**EXERCISE INSTRUCTIONS:**
What lines of the data include the string "根据工作需要"? Copy them all.

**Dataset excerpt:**
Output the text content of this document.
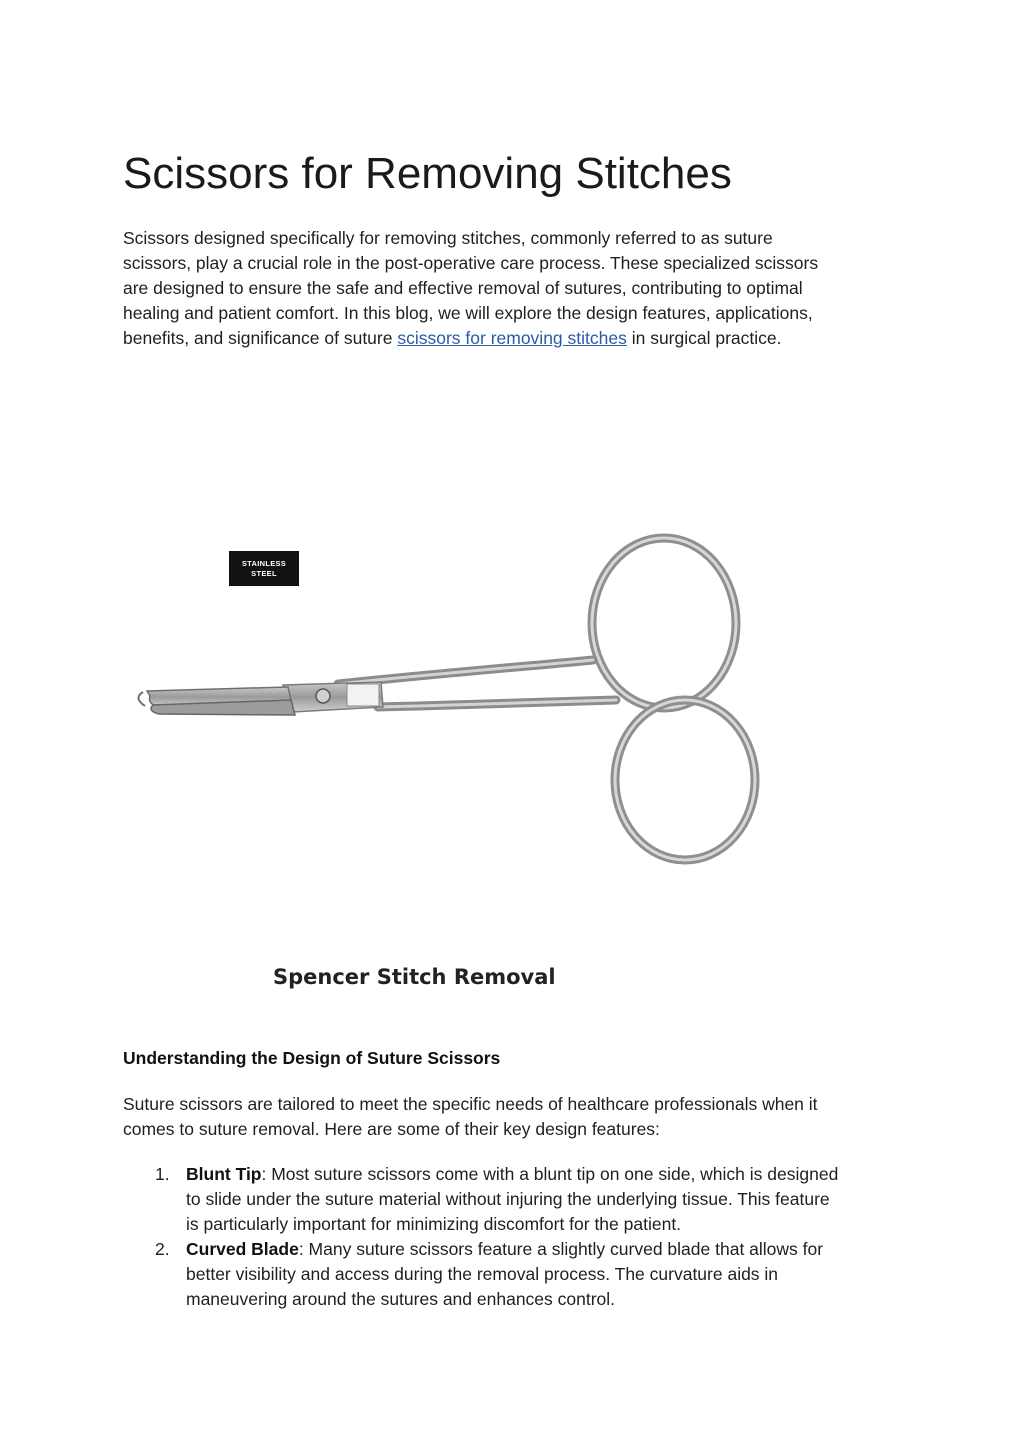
Scissors for Removing Stitches

Scissors designed specifically for removing stitches, commonly referred to as suture
scissors, play a crucial role in the post-operative care process. These specialized scissors
are designed to ensure the safe and effective removal of sutures, contributing to optimal
healing and patient comfort. In this blog, we will explore the design features, applications,
benefits, and significance of suture scissors for removing stitches in surgical practice.

STAINLESS
STEEL
Spencer Stitch Removal
Understanding the Design of Suture Scissors

Suture scissors are tailored to meet the specific needs of healthcare professionals when it
comes to suture removal. Here are some of their key design features:

1. Blunt Tip: Most suture scissors come with a blunt tip on one side, which is designed
to slide under the suture material without injuring the underlying tissue. This feature
is particularly important for minimizing discomfort for the patient.
2. Curved Blade: Many suture scissors feature a slightly curved blade that allows for
better visibility and access during the removal process. The curvature aids in
maneuvering around the sutures and enhances control.
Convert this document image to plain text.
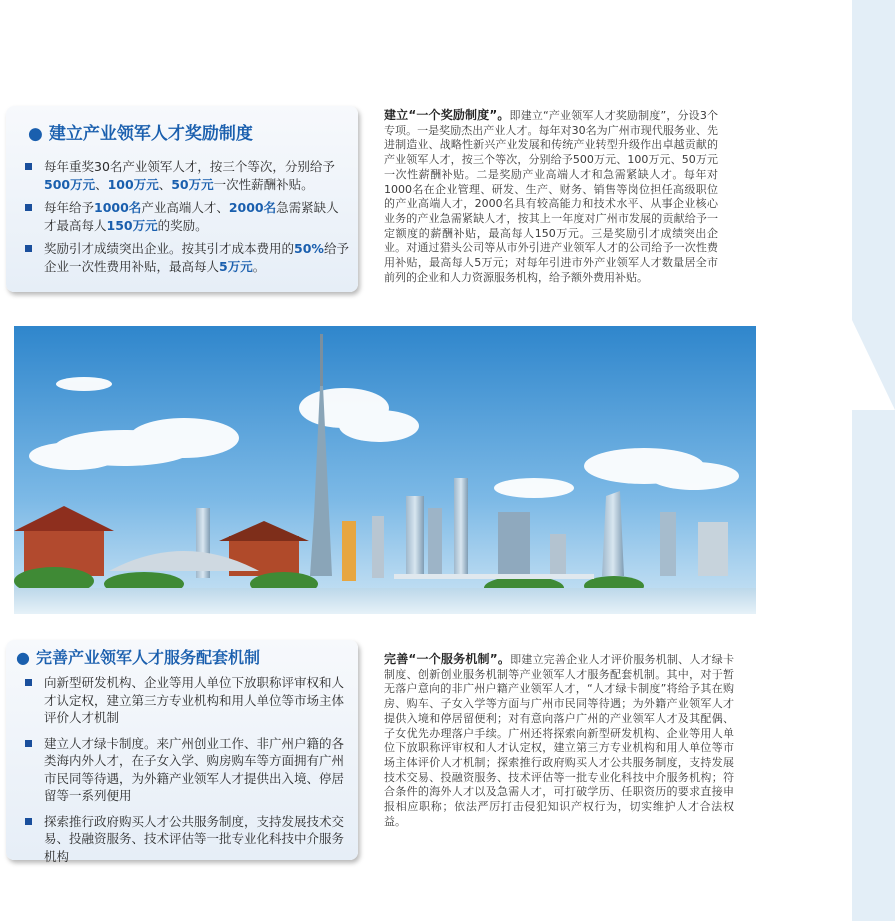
● 建立产业领军人才奖励制度
每年重奖30名产业领军人才，按三个等次，分别给予500万元、100万元、50万元一次性薪酬补贴。
每年给予1000名产业高端人才、2000名急需紧缺人才最高每人150万元的奖励。
奖励引才成绩突出企业。按其引才成本费用的50%给予企业一次性费用补贴，最高每人5万元。
建立“一个奖励制度”。即建立“产业领军人才奖励制度”，分设3个专项。一是奖励杰出产业人才。每年对30名为广州市现代服务业、先进制造业、战略性新兴产业发展和传统产业转型升级作出卓越贡献的产业领军人才，按三个等次，分别给予500万元、100万元、50万元一次性薪酬补贴。二是奖励产业高端人才和急需紧缺人才。每年对1000名在企业管理、研发、生产、财务、销售等岗位担任高级职位的产业高端人才，2000名具有较高能力和技术水平、从事企业核心业务的产业急需紧缺人才，按其上一年度对广州市发展的贡献给予一定额度的薪酬补贴，最高每人150万元。三是奖励引才成绩突出企业。对通过猎头公司等从市外引进产业领军人才的公司给予一次性费用补贴，最高每人5万元；对每年引进市外产业领军人才数量居全市前列的企业和人力资源服务机构，给予额外费用补贴。
● 完善产业领军人才服务配套机制
向新型研发机构、企业等用人单位下放职称评审权和人才认定权，建立第三方专业机构和用人单位等市场主体评价人才机制
建立人才绿卡制度。来广州创业工作、非广州户籍的各类海内外人才，在子女入学、购房购车等方面拥有广州市民同等待遇，为外籍产业领军人才提供出入境、停居留等一系列便用
探索推行政府购买人才公共服务制度，支持发展技术交易、投融资服务、技术评估等一批专业化科技中介服务机构
完善“一个服务机制”。即建立完善企业人才评价服务机制、人才绿卡制度、创新创业服务机制等产业领军人才服务配套机制。其中，对于暂无落户意向的非广州户籍产业领军人才，“人才绿卡制度”将给予其在购房、购车、子女入学等方面与广州市民同等待遇；为外籍产业领军人才提供入境和停居留便利；对有意向落户广州的产业领军人才及其配偶、子女优先办理落户手续。广州还将探索向新型研发机构、企业等用人单位下放职称评审权和人才认定权，建立第三方专业机构和用人单位等市场主体评价人才机制；探索推行政府购买人才公共服务制度，支持发展技术交易、投融资服务、技术评估等一批专业化科技中介服务机构；符合条件的海外人才以及急需人才，可打破学历、任职资历的要求直接申报相应职称；依法严厉打击侵犯知识产权行为，切实维护人才合法权益。
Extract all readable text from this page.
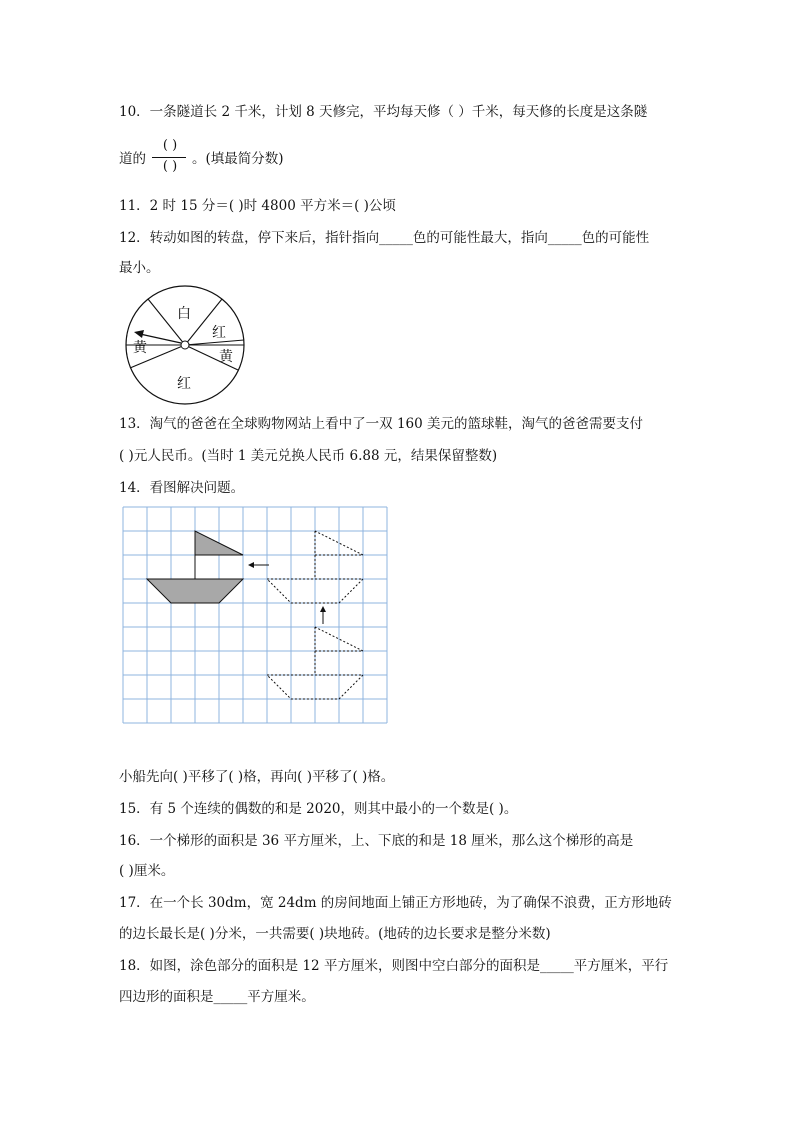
10．一条隧道长 2 千米，计划 8 天修完，平均每天修（ ）千米，每天修的长度是这条隧
道的
( )
( )	。(填最简分数)
11．2 时 15 分＝( )时 4800 平方米＝( )公顷
12．转动如图的转盘，停下来后，指针指向_____色的可能性最大，指向_____色的可能性
最小。
白
红
黄
黄
红
13．淘气的爸爸在全球购物网站上看中了一双 160 美元的篮球鞋，淘气的爸爸需要支付
( )元人民币。(当时 1 美元兑换人民币 6.88 元，结果保留整数)
14．看图解决问题。
小船先向( )平移了( )格，再向( )平移了( )格。
15．有 5 个连续的偶数的和是 2020，则其中最小的一个数是( )。
16．一个梯形的面积是 36 平方厘米，上、下底的和是 18 厘米，那么这个梯形的高是
( )厘米。
17．在一个长 30dm，宽 24dm 的房间地面上铺正方形地砖，为了确保不浪费，正方形地砖
的边长最长是( )分米，一共需要( )块地砖。(地砖的边长要求是整分米数)
18．如图，涂色部分的面积是 12 平方厘米，则图中空白部分的面积是_____平方厘米，平行
四边形的面积是_____平方厘米。
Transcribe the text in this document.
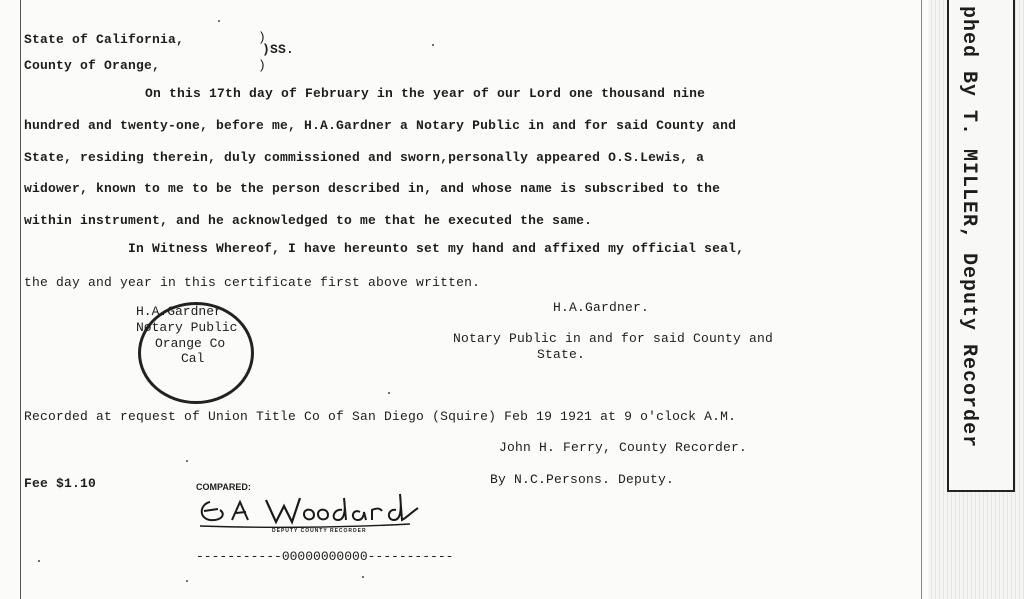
State of California,
County of Orange,
)
)SS.
)
On this 17th day of February in the year of our Lord one thousand nine
hundred and twenty-one, before me, H.A.Gardner a Notary Public in and for said County and
State, residing therein, duly commissioned and sworn,personally appeared O.S.Lewis, a
widower, known to me to be the person described in, and whose name is subscribed to the
within instrument, and he acknowledged to me that he executed the same.
In Witness Whereof, I have hereunto set my hand and affixed my official seal,
the day and year in this certificate first above written.
H.A.Gardner
Notary Public
Orange Co
Cal
H.A.Gardner.
Notary Public in and for said County and
State.
Recorded at request of Union Title Co of San Diego (Squire) Feb 19 1921 at 9 o'clock A.M.
John H. Ferry, County Recorder.
By N.C.Persons. Deputy.
Fee $1.10	COMPARED:
DEPUTY COUNTY RECORDER
-----------00000000000-----------
phed By T. MILLER, Deputy Recorder
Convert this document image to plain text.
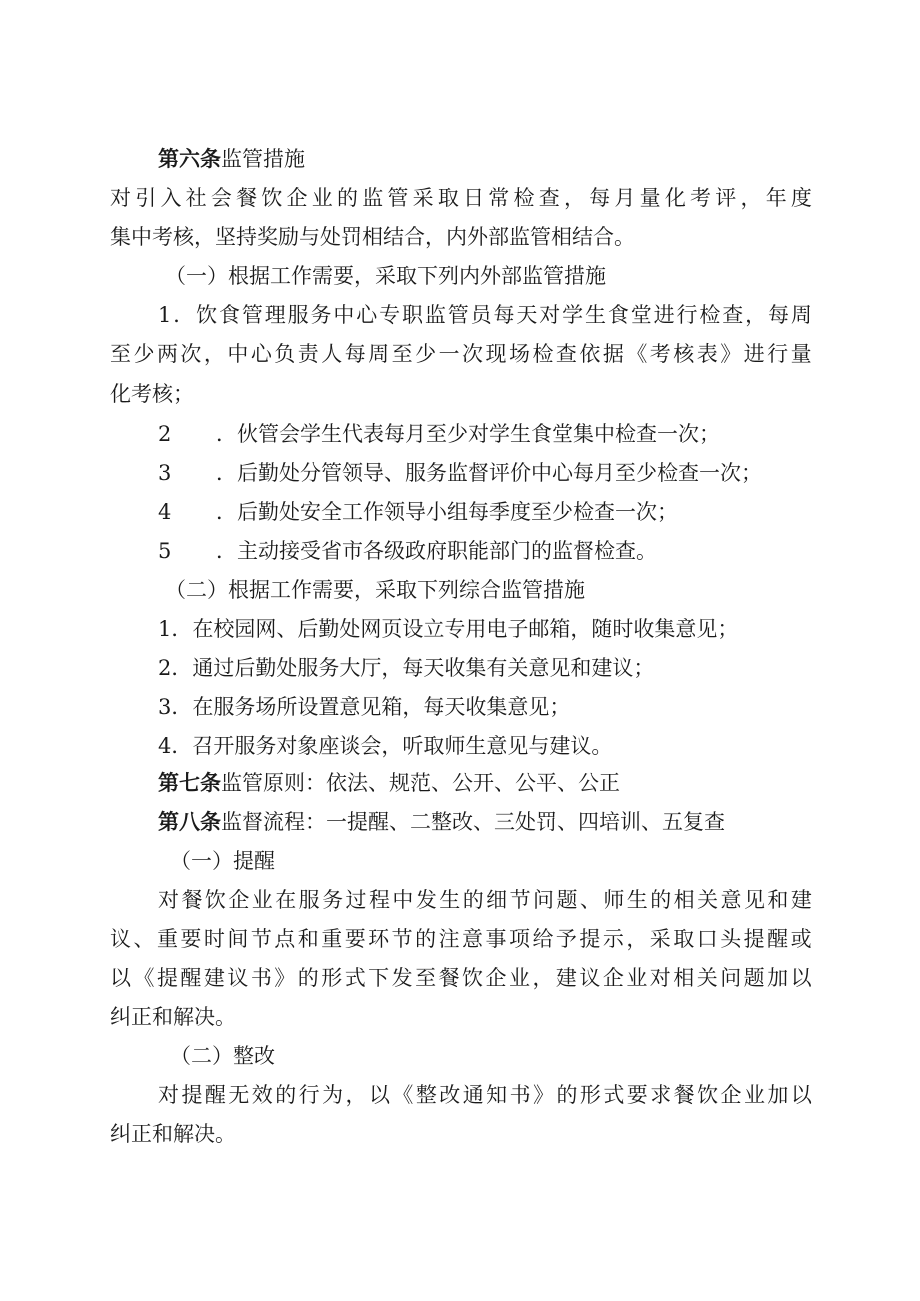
第六条监管措施
对 引 入 社 会 餐 饮 企 业 的 监 管 采 取 日 常 检 查 ， 每 月 量 化 考 评 ， 年 度
集中考核，坚持奖励与处罚相结合，内外部监管相结合。
（一）根据工作需要，采取下列内外部监管措施
1 ． 饮 食 管 理 服 务 中 心 专 职 监 管 员 每 天 对 学 生 食 堂 进 行 检 查 ， 每 周
至 少 两 次 ， 中 心 负 责 人 每 周 至 少 一 次 现 场 检 查 依 据 《 考 核 表 》 进 行 量
化考核；
2 ．伙管会学生代表每月至少对学生食堂集中检查一次；
3 ．后勤处分管领导、服务监督评价中心每月至少检查一次；
4 ．后勤处安全工作领导小组每季度至少检查一次；
5 ．主动接受省市各级政府职能部门的监督检查。
（二）根据工作需要，采取下列综合监管措施
1．在校园网、后勤处网页设立专用电子邮箱，随时收集意见；
2．通过后勤处服务大厅，每天收集有关意见和建议；
3．在服务场所设置意见箱，每天收集意见；
4．召开服务对象座谈会，听取师生意见与建议。
第七条监管原则：依法、规范、公开、公平、公正
第八条监督流程：一提醒、二整改、三处罚、四培训、五复查
（一）提醒
对 餐 饮 企 业 在 服 务 过 程 中 发 生 的 细 节 问 题 、 师 生 的 相 关 意 见 和 建
议 、 重 要 时 间 节 点 和 重 要 环 节 的 注 意 事 项 给 予 提 示 ， 采 取 口 头 提 醒 或
以 《 提 醒 建 议 书 》 的 形 式 下 发 至 餐 饮 企 业 ， 建 议 企 业 对 相 关 问 题 加 以
纠正和解决。
（二）整改
对 提 醒 无 效 的 行 为 ， 以 《 整 改 通 知 书 》 的 形 式 要 求 餐 饮 企 业 加 以
纠正和解决。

**FINISHED TASK:**
（一）根据工作需要，采取下列内外部监管措施
（二）根据工作需要，采取下列综合监管措施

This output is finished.